DATASET EXTRACT start

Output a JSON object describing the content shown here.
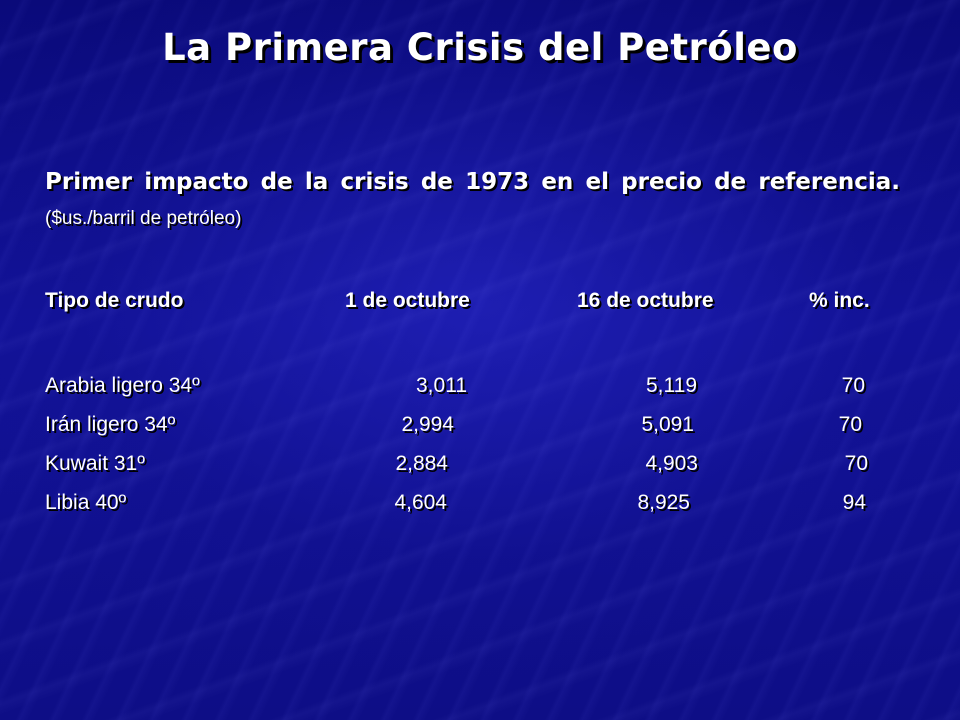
{
  "slide": {
    "title": "La Primera Crisis del Petróleo",
    "intro_main": "Primer impacto de la crisis de 1973 en el precio de referencia.",
    "intro_note": "($us./barril de petróleo)"
  },
  "table": {
    "headers": [
      "Tipo de crudo",
      "1 de octubre",
      "16 de octubre",
      "% inc."
    ],
    "rows": [
      {
        "tipo": "Arabia ligero 34º",
        "oct1": "3,011",
        "oct16": "5,119",
        "inc": "70"
      },
      {
        "tipo": "Irán ligero 34º",
        "oct1": "2,994",
        "oct16": "5,091",
        "inc": "70"
      },
      {
        "tipo": "Kuwait 31º",
        "oct1": "2,884",
        "oct16": "4,903",
        "inc": "70"
      },
      {
        "tipo": "Libia 40º",
        "oct1": "4,604",
        "oct16": "8,925",
        "inc": "94"
      }
    ]
  },
  "colors": {
    "background": "#10108f",
    "text": "#ffffff",
    "shadow": "#000000"
  }
}
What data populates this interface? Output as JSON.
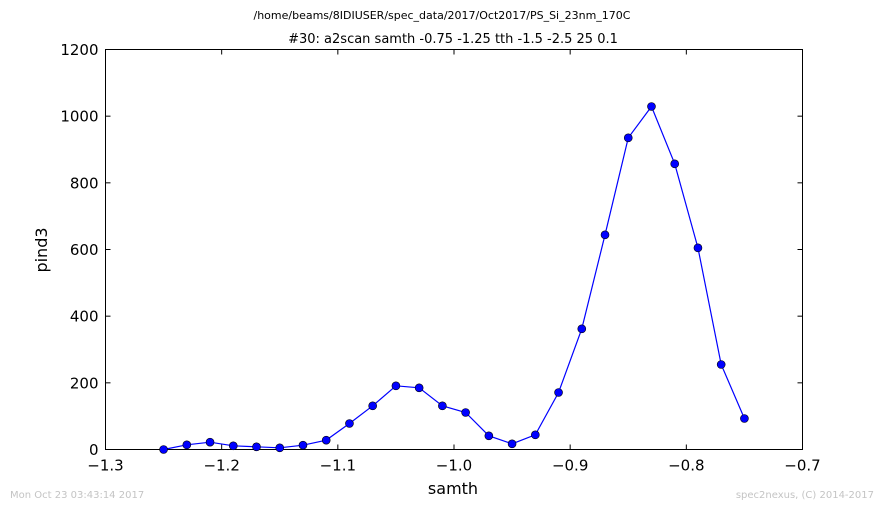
{
  "file_path": "/home/beams/8IDIUSER/spec_data/2017/Oct2017/PS_Si_23nm_170C",
  "footer": {
    "timestamp": "Mon Oct 23 03:43:14 2017",
    "credit": "spec2nexus, (C) 2014-2017"
  },
  "chart_data": {
    "type": "line",
    "title": "#30: a2scan  samth -0.75 -1.25  tth -1.5 -2.5  25 0.1",
    "xlabel": "samth",
    "ylabel": "pind3",
    "xlim": [
      -1.3,
      -0.7
    ],
    "ylim": [
      0,
      1200
    ],
    "xticks": [
      -1.3,
      -1.2,
      -1.1,
      -1.0,
      -0.9,
      -0.8,
      -0.7
    ],
    "xtick_labels": [
      "−1.3",
      "−1.2",
      "−1.1",
      "−1.0",
      "−0.9",
      "−0.8",
      "−0.7"
    ],
    "yticks": [
      0,
      200,
      400,
      600,
      800,
      1000,
      1200
    ],
    "ytick_labels": [
      "0",
      "200",
      "400",
      "600",
      "800",
      "1000",
      "1200"
    ],
    "grid": false,
    "line_color": "#0000ff",
    "marker": "circle",
    "series": [
      {
        "x": [
          -1.25,
          -1.23,
          -1.21,
          -1.19,
          -1.17,
          -1.15,
          -1.13,
          -1.11,
          -1.09,
          -1.07,
          -1.05,
          -1.03,
          -1.01,
          -0.99,
          -0.97,
          -0.95,
          -0.93,
          -0.91,
          -0.89,
          -0.87,
          -0.85,
          -0.83,
          -0.81,
          -0.79,
          -0.77,
          -0.75
        ],
        "y": [
          0,
          14,
          22,
          11,
          8,
          5,
          13,
          28,
          78,
          131,
          191,
          185,
          131,
          111,
          41,
          17,
          44,
          171,
          362,
          644,
          935,
          1029,
          857,
          605,
          255,
          93
        ]
      }
    ]
  }
}
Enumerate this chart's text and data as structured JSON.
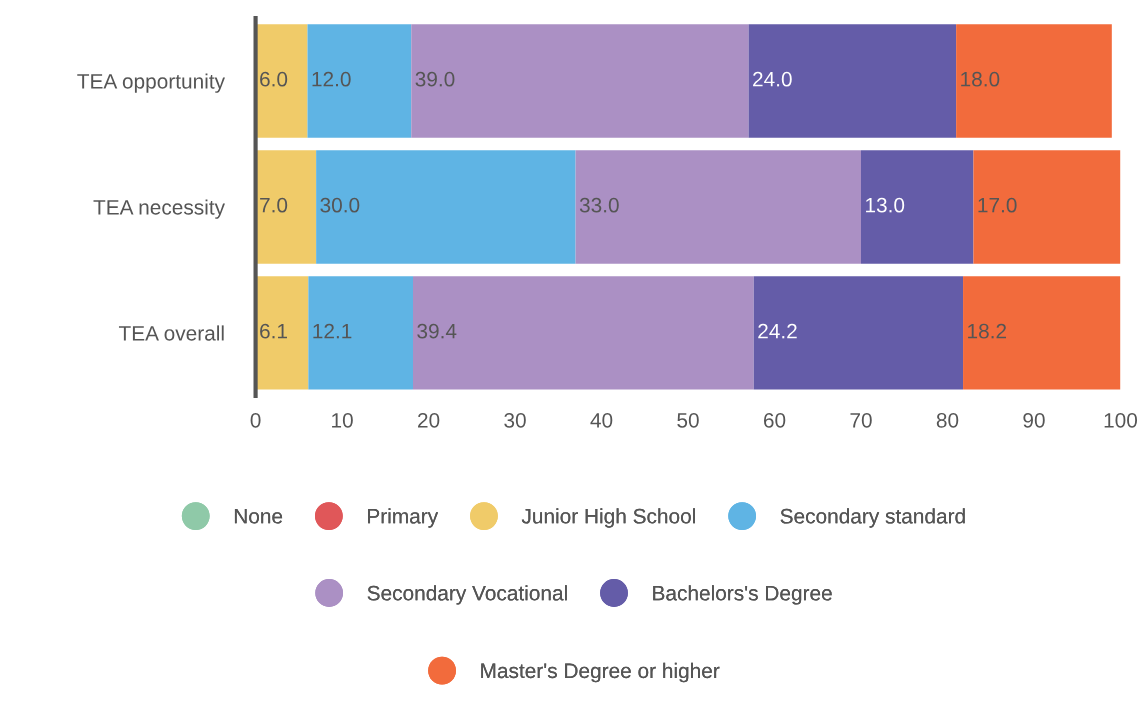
{
  "chart_data": {
    "type": "bar",
    "orientation": "horizontal",
    "stacked": true,
    "categories": [
      "TEA opportunity",
      "TEA necessity",
      "TEA overall"
    ],
    "series": [
      {
        "name": "None",
        "color": "#8fc9a8",
        "values": [
          0,
          0,
          0
        ],
        "value_labels": [
          null,
          null,
          null
        ]
      },
      {
        "name": "Primary",
        "color": "#e05759",
        "values": [
          0,
          0,
          0
        ],
        "value_labels": [
          null,
          null,
          null
        ]
      },
      {
        "name": "Junior High School",
        "color": "#f0cb69",
        "values": [
          6.0,
          7.0,
          6.1
        ],
        "value_labels": [
          "6.0",
          "7.0",
          "6.1"
        ]
      },
      {
        "name": "Secondary standard",
        "color": "#5fb4e4",
        "values": [
          12.0,
          30.0,
          12.1
        ],
        "value_labels": [
          "12.0",
          "30.0",
          "12.1"
        ]
      },
      {
        "name": "Secondary Vocational",
        "color": "#ab90c4",
        "values": [
          39.0,
          33.0,
          39.4
        ],
        "value_labels": [
          "39.0",
          "33.0",
          "39.4"
        ]
      },
      {
        "name": "Bachelors's Degree",
        "color": "#645ca8",
        "values": [
          24.0,
          13.0,
          24.2
        ],
        "value_labels": [
          "24.0",
          "13.0",
          "24.2"
        ]
      },
      {
        "name": "Master's Degree or higher",
        "color": "#f26b3c",
        "values": [
          18.0,
          17.0,
          18.2
        ],
        "value_labels": [
          "18.0",
          "17.0",
          "18.2"
        ]
      }
    ],
    "xlim": [
      0,
      100
    ],
    "xticks": [
      0,
      10,
      20,
      30,
      40,
      50,
      60,
      70,
      80,
      90,
      100
    ],
    "grid": false,
    "legend": "bottom"
  }
}
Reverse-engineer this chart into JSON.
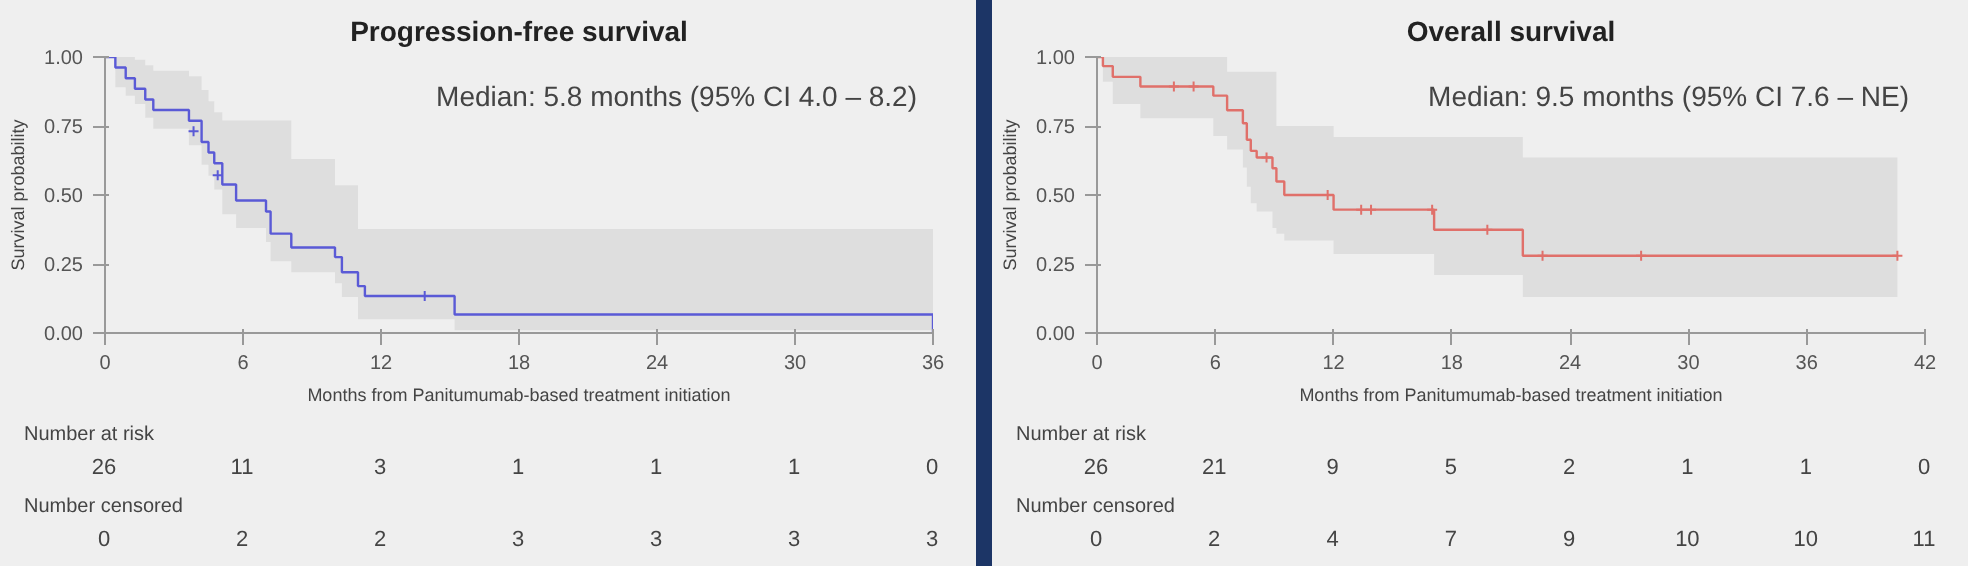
{
  "chart_data": [
    {
      "type": "step",
      "title": "Progression-free survival",
      "xlabel": "Months from Panitumumab-based treatment initiation",
      "ylabel": "Survival probability",
      "xlim": [
        0,
        36
      ],
      "ylim": [
        0,
        1
      ],
      "xticks": [
        0,
        6,
        12,
        18,
        24,
        30,
        36
      ],
      "yticks": [
        {
          "value": 0,
          "label": "0.00"
        },
        {
          "value": 0.25,
          "label": "0.25"
        },
        {
          "value": 0.5,
          "label": "0.50"
        },
        {
          "value": 0.75,
          "label": "0.75"
        },
        {
          "value": 1,
          "label": "1.00"
        }
      ],
      "grid": false,
      "series": [
        {
          "color": "#5a5ad6",
          "x": [
            0,
            0.45,
            0.9,
            1.3,
            1.75,
            2.1,
            3.65,
            4.2,
            4.5,
            4.75,
            5.1,
            5.7,
            7.0,
            7.2,
            8.1,
            10.0,
            10.3,
            11.0,
            11.3,
            15.2,
            36
          ],
          "values": [
            1,
            0.962,
            0.923,
            0.885,
            0.846,
            0.808,
            0.769,
            0.692,
            0.654,
            0.615,
            0.538,
            0.48,
            0.44,
            0.36,
            0.31,
            0.275,
            0.22,
            0.17,
            0.134,
            0.067,
            0
          ],
          "lower": [
            1,
            0.89,
            0.86,
            0.83,
            0.78,
            0.74,
            0.68,
            0.61,
            0.57,
            0.52,
            0.43,
            0.38,
            0.33,
            0.26,
            0.22,
            0.18,
            0.13,
            0.05,
            0.05,
            0.01,
            0.01
          ],
          "upper": [
            1,
            1,
            1,
            0.99,
            0.97,
            0.95,
            0.93,
            0.88,
            0.84,
            0.8,
            0.77,
            0.77,
            0.77,
            0.77,
            0.63,
            0.535,
            0.535,
            0.377,
            0.377,
            0.377,
            0.377
          ]
        },
        {
          "type": "scatter",
          "marker": "cross",
          "color": "#5a5ad6",
          "x": [
            3.85,
            4.9,
            13.9
          ],
          "values": [
            0.731,
            0.572,
            0.134
          ]
        }
      ],
      "annotations": [
        "Median: 5.8 months (95% CI 4.0 – 8.2)",
        "Number at risk",
        "26 11 3 1 1 1 0",
        "Number censored",
        "0 2 2 3 3 3 3"
      ]
    },
    {
      "type": "step",
      "title": "Overall survival",
      "xlabel": "Months from Panitumumab-based treatment initiation",
      "ylabel": "Survival probability",
      "xlim": [
        0,
        42
      ],
      "ylim": [
        0,
        1
      ],
      "xticks": [
        0,
        6,
        12,
        18,
        24,
        30,
        36,
        42
      ],
      "yticks": [
        {
          "value": 0,
          "label": "0.00"
        },
        {
          "value": 0.25,
          "label": "0.25"
        },
        {
          "value": 0.5,
          "label": "0.50"
        },
        {
          "value": 0.75,
          "label": "0.75"
        },
        {
          "value": 1,
          "label": "1.00"
        }
      ],
      "grid": false,
      "series": [
        {
          "color": "#e0706a",
          "x": [
            0,
            0.3,
            0.8,
            2.2,
            5.9,
            6.6,
            7.4,
            7.6,
            7.8,
            8.1,
            8.9,
            9.1,
            9.5,
            12.0,
            17.1,
            21.6,
            40.6
          ],
          "values": [
            1,
            0.967,
            0.928,
            0.893,
            0.86,
            0.807,
            0.76,
            0.7,
            0.66,
            0.636,
            0.597,
            0.549,
            0.5,
            0.447,
            0.374,
            0.28,
            0.28
          ],
          "lower": [
            1,
            0.91,
            0.83,
            0.778,
            0.714,
            0.665,
            0.6,
            0.53,
            0.47,
            0.44,
            0.38,
            0.36,
            0.335,
            0.286,
            0.21,
            0.13,
            0.13
          ],
          "upper": [
            1,
            1,
            1,
            1,
            1,
            0.947,
            0.947,
            0.947,
            0.947,
            0.947,
            0.947,
            0.75,
            0.75,
            0.71,
            0.71,
            0.636,
            0.636
          ]
        },
        {
          "type": "scatter",
          "marker": "cross",
          "color": "#e0706a",
          "x": [
            3.9,
            4.9,
            8.6,
            11.7,
            13.4,
            13.9,
            17.0,
            19.8,
            22.6,
            27.6,
            40.6
          ],
          "values": [
            0.893,
            0.893,
            0.636,
            0.5,
            0.447,
            0.447,
            0.447,
            0.374,
            0.28,
            0.28,
            0.28
          ]
        }
      ],
      "annotations": [
        "Median: 9.5 months (95% CI 7.6 – NE)",
        "Number at risk",
        "26 21 9 5 2 1 1 0",
        "Number censored",
        "0 2 4 7 9 10 10 11"
      ]
    }
  ]
}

DATASET EXTRACT end

WHAT TO DO:
Each line that holds the string "title" counts once; give the total and nothing else.

RESULT OF THE TASK:
4